Dataset rows
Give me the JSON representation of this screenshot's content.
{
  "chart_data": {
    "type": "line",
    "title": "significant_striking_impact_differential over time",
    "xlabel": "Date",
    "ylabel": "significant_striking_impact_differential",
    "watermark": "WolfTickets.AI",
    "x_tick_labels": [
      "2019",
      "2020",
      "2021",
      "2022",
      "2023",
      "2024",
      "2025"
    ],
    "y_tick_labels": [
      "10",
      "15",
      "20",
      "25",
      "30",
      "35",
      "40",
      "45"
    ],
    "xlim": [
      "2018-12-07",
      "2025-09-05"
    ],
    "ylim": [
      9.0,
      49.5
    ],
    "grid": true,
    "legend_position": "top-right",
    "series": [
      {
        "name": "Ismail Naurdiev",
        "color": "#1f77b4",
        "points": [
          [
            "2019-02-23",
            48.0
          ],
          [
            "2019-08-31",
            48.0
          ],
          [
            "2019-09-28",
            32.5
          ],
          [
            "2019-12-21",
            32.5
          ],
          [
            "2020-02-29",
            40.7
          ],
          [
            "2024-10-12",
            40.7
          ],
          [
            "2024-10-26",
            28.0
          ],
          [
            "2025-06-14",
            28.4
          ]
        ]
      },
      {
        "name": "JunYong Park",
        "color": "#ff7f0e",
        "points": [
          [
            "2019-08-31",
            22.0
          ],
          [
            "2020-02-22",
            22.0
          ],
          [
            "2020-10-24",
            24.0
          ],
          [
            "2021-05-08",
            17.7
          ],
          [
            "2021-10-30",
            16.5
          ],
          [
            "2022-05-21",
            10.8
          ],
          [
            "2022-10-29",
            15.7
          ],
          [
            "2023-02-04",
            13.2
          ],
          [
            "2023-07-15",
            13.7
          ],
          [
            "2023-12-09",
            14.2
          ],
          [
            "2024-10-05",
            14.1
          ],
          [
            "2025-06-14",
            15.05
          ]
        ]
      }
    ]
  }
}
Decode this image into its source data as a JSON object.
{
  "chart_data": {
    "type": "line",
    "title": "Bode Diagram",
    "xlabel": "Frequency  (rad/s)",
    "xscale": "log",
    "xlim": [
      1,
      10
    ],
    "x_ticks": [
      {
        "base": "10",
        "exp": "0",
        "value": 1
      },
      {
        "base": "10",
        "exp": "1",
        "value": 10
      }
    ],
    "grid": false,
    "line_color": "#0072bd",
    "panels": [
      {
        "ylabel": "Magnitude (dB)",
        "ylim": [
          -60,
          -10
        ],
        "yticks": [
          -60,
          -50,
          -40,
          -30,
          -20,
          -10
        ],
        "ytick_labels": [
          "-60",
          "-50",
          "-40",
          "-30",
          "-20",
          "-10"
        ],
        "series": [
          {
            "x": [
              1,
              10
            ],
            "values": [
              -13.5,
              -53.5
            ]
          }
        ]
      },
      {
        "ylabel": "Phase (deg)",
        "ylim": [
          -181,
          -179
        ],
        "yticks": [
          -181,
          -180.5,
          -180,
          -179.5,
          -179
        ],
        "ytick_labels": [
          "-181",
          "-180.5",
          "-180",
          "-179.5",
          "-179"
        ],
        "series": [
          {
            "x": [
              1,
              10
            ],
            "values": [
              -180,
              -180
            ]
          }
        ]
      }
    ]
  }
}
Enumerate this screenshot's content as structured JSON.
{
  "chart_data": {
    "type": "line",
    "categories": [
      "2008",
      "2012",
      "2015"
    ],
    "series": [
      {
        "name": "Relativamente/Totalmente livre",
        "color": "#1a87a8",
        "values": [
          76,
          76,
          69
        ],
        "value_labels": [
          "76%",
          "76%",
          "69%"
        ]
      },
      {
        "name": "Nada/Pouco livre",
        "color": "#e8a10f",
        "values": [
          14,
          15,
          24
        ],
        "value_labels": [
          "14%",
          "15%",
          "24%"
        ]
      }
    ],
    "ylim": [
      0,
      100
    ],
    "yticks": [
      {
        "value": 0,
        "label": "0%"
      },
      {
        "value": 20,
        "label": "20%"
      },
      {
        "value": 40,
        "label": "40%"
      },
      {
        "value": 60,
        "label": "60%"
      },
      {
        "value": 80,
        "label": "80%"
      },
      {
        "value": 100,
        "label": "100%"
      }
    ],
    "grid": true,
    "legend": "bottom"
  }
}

YOUR OBJECTIVE:
Please reproduce the entire listing, exactly as shown.

RESPONSE BELOW:
Give me the JSON representation of this screenshot's content.
{
  "chart_data": {
    "type": "line",
    "title": "significant_striking_impact_differential over time",
    "xlabel": "Date",
    "ylabel": "significant_striking_impact_differential",
    "watermark": "WolfTickets.AI",
    "x_tick_labels": [
      "2019",
      "2020",
      "2021",
      "2022",
      "2023",
      "2024",
      "2025"
    ],
    "y_tick_labels": [
      "10",
      "15",
      "20",
      "25",
      "30",
      "35",
      "40",
      "45"
    ],
    "xlim": [
      "2018-12-07",
      "2025-09-05"
    ],
    "ylim": [
      9.0,
      49.5
    ],
    "grid": true,
    "legend_position": "top-right",
    "series": [
      {
        "name": "Ismail Naurdiev",
        "color": "#1f77b4",
        "points": [
          [
            "2019-02-23",
            48.0
          ],
          [
            "2019-08-31",
            48.0
          ],
          [
            "2019-09-28",
            32.5
          ],
          [
            "2019-12-21",
            32.5
          ],
          [
            "2020-02-29",
            40.7
          ],
          [
            "2024-10-12",
            40.7
          ],
          [
            "2024-10-26",
            28.0
          ],
          [
            "2025-06-14",
            28.4
          ]
        ]
      },
      {
        "name": "JunYong Park",
        "color": "#ff7f0e",
        "points": [
          [
            "2019-08-31",
            22.0
          ],
          [
            "2020-02-22",
            22.0
          ],
          [
            "2020-10-24",
            24.0
          ],
          [
            "2021-05-08",
            17.7
          ],
          [
            "2021-10-30",
            16.5
          ],
          [
            "2022-05-21",
            10.8
          ],
          [
            "2022-10-29",
            15.7
          ],
          [
            "2023-02-04",
            13.2
          ],
          [
            "2023-07-15",
            13.7
          ],
          [
            "2023-12-09",
            14.2
          ],
          [
            "2024-10-05",
            14.1
          ],
          [
            "2025-06-14",
            15.05
          ]
        ]
      }
    ]
  }
}
Decode this image into its source data as a JSON object.
{
  "chart_data": {
    "type": "line",
    "title": "Bode Diagram",
    "xlabel": "Frequency  (rad/s)",
    "xscale": "log",
    "xlim": [
      1,
      10
    ],
    "x_ticks": [
      {
        "base": "10",
        "exp": "0",
        "value": 1
      },
      {
        "base": "10",
        "exp": "1",
        "value": 10
      }
    ],
    "grid": false,
    "line_color": "#0072bd",
    "panels": [
      {
        "ylabel": "Magnitude (dB)",
        "ylim": [
          -60,
          -10
        ],
        "yticks": [
          -60,
          -50,
          -40,
          -30,
          -20,
          -10
        ],
        "ytick_labels": [
          "-60",
          "-50",
          "-40",
          "-30",
          "-20",
          "-10"
        ],
        "series": [
          {
            "x": [
              1,
              10
            ],
            "values": [
              -13.5,
              -53.5
            ]
          }
        ]
      },
      {
        "ylabel": "Phase (deg)",
        "ylim": [
          -181,
          -179
        ],
        "yticks": [
          -181,
          -180.5,
          -180,
          -179.5,
          -179
        ],
        "ytick_labels": [
          "-181",
          "-180.5",
          "-180",
          "-179.5",
          "-179"
        ],
        "series": [
          {
            "x": [
              1,
              10
            ],
            "values": [
              -180,
              -180
            ]
          }
        ]
      }
    ]
  }
}
Enumerate this screenshot's content as structured JSON.
{
  "chart_data": {
    "type": "line",
    "categories": [
      "2008",
      "2012",
      "2015"
    ],
    "series": [
      {
        "name": "Relativamente/Totalmente livre",
        "color": "#1a87a8",
        "values": [
          76,
          76,
          69
        ],
        "value_labels": [
          "76%",
          "76%",
          "69%"
        ]
      },
      {
        "name": "Nada/Pouco livre",
        "color": "#e8a10f",
        "values": [
          14,
          15,
          24
        ],
        "value_labels": [
          "14%",
          "15%",
          "24%"
        ]
      }
    ],
    "ylim": [
      0,
      100
    ],
    "yticks": [
      {
        "value": 0,
        "label": "0%"
      },
      {
        "value": 20,
        "label": "20%"
      },
      {
        "value": 40,
        "label": "40%"
      },
      {
        "value": 60,
        "label": "60%"
      },
      {
        "value": 80,
        "label": "80%"
      },
      {
        "value": 100,
        "label": "100%"
      }
    ],
    "grid": true,
    "legend": "bottom"
  }
}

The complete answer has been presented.